For this exercise, repeat all of the material verbatim apart from its images.

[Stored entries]
########################################
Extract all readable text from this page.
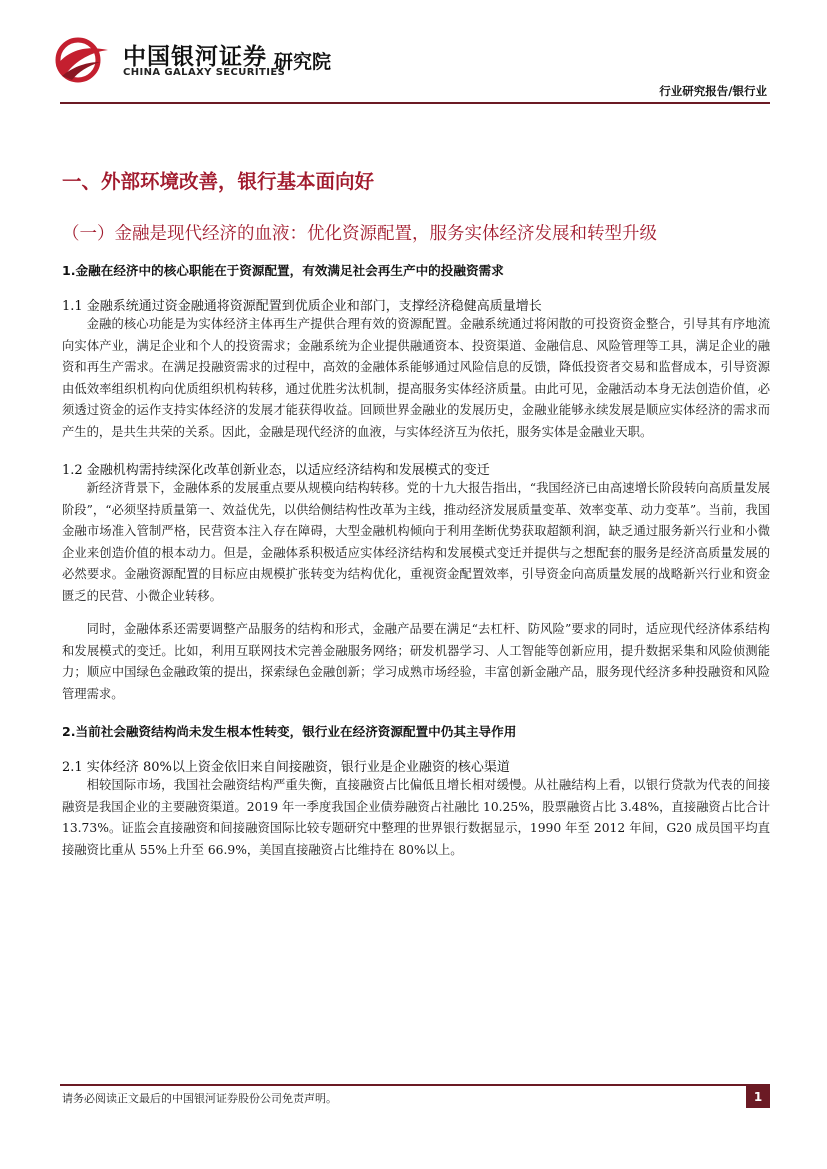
中国银河证券
CHINA GALAXY SECURITIES
研究院
行业研究报告/银行业
一、外部环境改善，银行基本面向好
（一）金融是现代经济的血液：优化资源配置，服务实体经济发展和转型升级
1.金融在经济中的核心职能在于资源配置，有效满足社会再生产中的投融资需求
1.1 金融系统通过资金融通将资源配置到优质企业和部门，支撑经济稳健高质量增长

金融的核心功能是为实体经济主体再生产提供合理有效的资源配置。金融系统通过将闲散的可投资资金整合，引导其有序地流向实体产业，满足企业和个人的投资需求；金融系统为企业提供融通资本、投资渠道、金融信息、风险管理等工具，满足企业的融资和再生产需求。在满足投融资需求的过程中，高效的金融体系能够通过风险信息的反馈，降低投资者交易和监督成本，引导资源由低效率组织机构向优质组织机构转移，通过优胜劣汰机制，提高服务实体经济质量。由此可见，金融活动本身无法创造价值，必须透过资金的运作支持实体经济的发展才能获得收益。回顾世界金融业的发展历史，金融业能够永续发展是顺应实体经济的需求而产生的，是共生共荣的关系。因此，金融是现代经济的血液，与实体经济互为依托，服务实体是金融业天职。

1.2 金融机构需持续深化改革创新业态，以适应经济结构和发展模式的变迁

新经济背景下，金融体系的发展重点要从规模向结构转移。党的十九大报告指出，“我国经济已由高速增长阶段转向高质量发展阶段”，“必须坚持质量第一、效益优先，以供给侧结构性改革为主线，推动经济发展质量变革、效率变革、动力变革”。当前，我国金融市场准入管制严格，民营资本注入存在障碍，大型金融机构倾向于利用垄断优势获取超额利润，缺乏通过服务新兴行业和小微企业来创造价值的根本动力。但是，金融体系积极适应实体经济结构和发展模式变迁并提供与之想配套的服务是经济高质量发展的必然要求。金融资源配置的目标应由规模扩张转变为结构优化，重视资金配置效率，引导资金向高质量发展的战略新兴行业和资金匮乏的民营、小微企业转移。

同时，金融体系还需要调整产品服务的结构和形式，金融产品要在满足“去杠杆、防风险”要求的同时，适应现代经济体系结构和发展模式的变迁。比如，利用互联网技术完善金融服务网络；研发机器学习、人工智能等创新应用，提升数据采集和风险侦测能力；顺应中国绿色金融政策的提出，探索绿色金融创新；学习成熟市场经验，丰富创新金融产品，服务现代经济多种投融资和风险管理需求。

2.当前社会融资结构尚未发生根本性转变，银行业在经济资源配置中仍其主导作用
2.1 实体经济 80%以上资金依旧来自间接融资，银行业是企业融资的核心渠道

相较国际市场，我国社会融资结构严重失衡，直接融资占比偏低且增长相对缓慢。从社融结构上看，以银行贷款为代表的间接融资是我国企业的主要融资渠道。2019 年一季度我国企业债券融资占社融比 10.25%，股票融资占比 3.48%，直接融资占比合计 13.73%。证监会直接融资和间接融资国际比较专题研究中整理的世界银行数据显示，1990 年至 2012 年间，G20 成员国平均直接融资比重从 55%上升至 66.9%，美国直接融资占比维持在 80%以上。

请务必阅读正文最后的中国银河证券股份公司免责声明。	1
########################################
# Written response:
Extract all readable text from this page.
中国银河证券
CHINA GALAXY SECURITIES
研究院
行业研究报告/银行业
一、外部环境改善，银行基本面向好
（一）金融是现代经济的血液：优化资源配置，服务实体经济发展和转型升级
1.金融在经济中的核心职能在于资源配置，有效满足社会再生产中的投融资需求
1.1 金融系统通过资金融通将资源配置到优质企业和部门，支撑经济稳健高质量增长

金融的核心功能是为实体经济主体再生产提供合理有效的资源配置。金融系统通过将闲散的可投资资金整合，引导其有序地流向实体产业，满足企业和个人的投资需求；金融系统为企业提供融通资本、投资渠道、金融信息、风险管理等工具，满足企业的融资和再生产需求。在满足投融资需求的过程中，高效的金融体系能够通过风险信息的反馈，降低投资者交易和监督成本，引导资源由低效率组织机构向优质组织机构转移，通过优胜劣汰机制，提高服务实体经济质量。由此可见，金融活动本身无法创造价值，必须透过资金的运作支持实体经济的发展才能获得收益。回顾世界金融业的发展历史，金融业能够永续发展是顺应实体经济的需求而产生的，是共生共荣的关系。因此，金融是现代经济的血液，与实体经济互为依托，服务实体是金融业天职。

1.2 金融机构需持续深化改革创新业态，以适应经济结构和发展模式的变迁

新经济背景下，金融体系的发展重点要从规模向结构转移。党的十九大报告指出，“我国经济已由高速增长阶段转向高质量发展阶段”，“必须坚持质量第一、效益优先，以供给侧结构性改革为主线，推动经济发展质量变革、效率变革、动力变革”。当前，我国金融市场准入管制严格，民营资本注入存在障碍，大型金融机构倾向于利用垄断优势获取超额利润，缺乏通过服务新兴行业和小微企业来创造价值的根本动力。但是，金融体系积极适应实体经济结构和发展模式变迁并提供与之想配套的服务是经济高质量发展的必然要求。金融资源配置的目标应由规模扩张转变为结构优化，重视资金配置效率，引导资金向高质量发展的战略新兴行业和资金匮乏的民营、小微企业转移。

同时，金融体系还需要调整产品服务的结构和形式，金融产品要在满足“去杠杆、防风险”要求的同时，适应现代经济体系结构和发展模式的变迁。比如，利用互联网技术完善金融服务网络；研发机器学习、人工智能等创新应用，提升数据采集和风险侦测能力；顺应中国绿色金融政策的提出，探索绿色金融创新；学习成熟市场经验，丰富创新金融产品，服务现代经济多种投融资和风险管理需求。

2.当前社会融资结构尚未发生根本性转变，银行业在经济资源配置中仍其主导作用
2.1 实体经济 80%以上资金依旧来自间接融资，银行业是企业融资的核心渠道

相较国际市场，我国社会融资结构严重失衡，直接融资占比偏低且增长相对缓慢。从社融结构上看，以银行贷款为代表的间接融资是我国企业的主要融资渠道。2019 年一季度我国企业债券融资占社融比 10.25%，股票融资占比 3.48%，直接融资占比合计 13.73%。证监会直接融资和间接融资国际比较专题研究中整理的世界银行数据显示，1990 年至 2012 年间，G20 成员国平均直接融资比重从 55%上升至 66.9%，美国直接融资占比维持在 80%以上。

请务必阅读正文最后的中国银河证券股份公司免责声明。	1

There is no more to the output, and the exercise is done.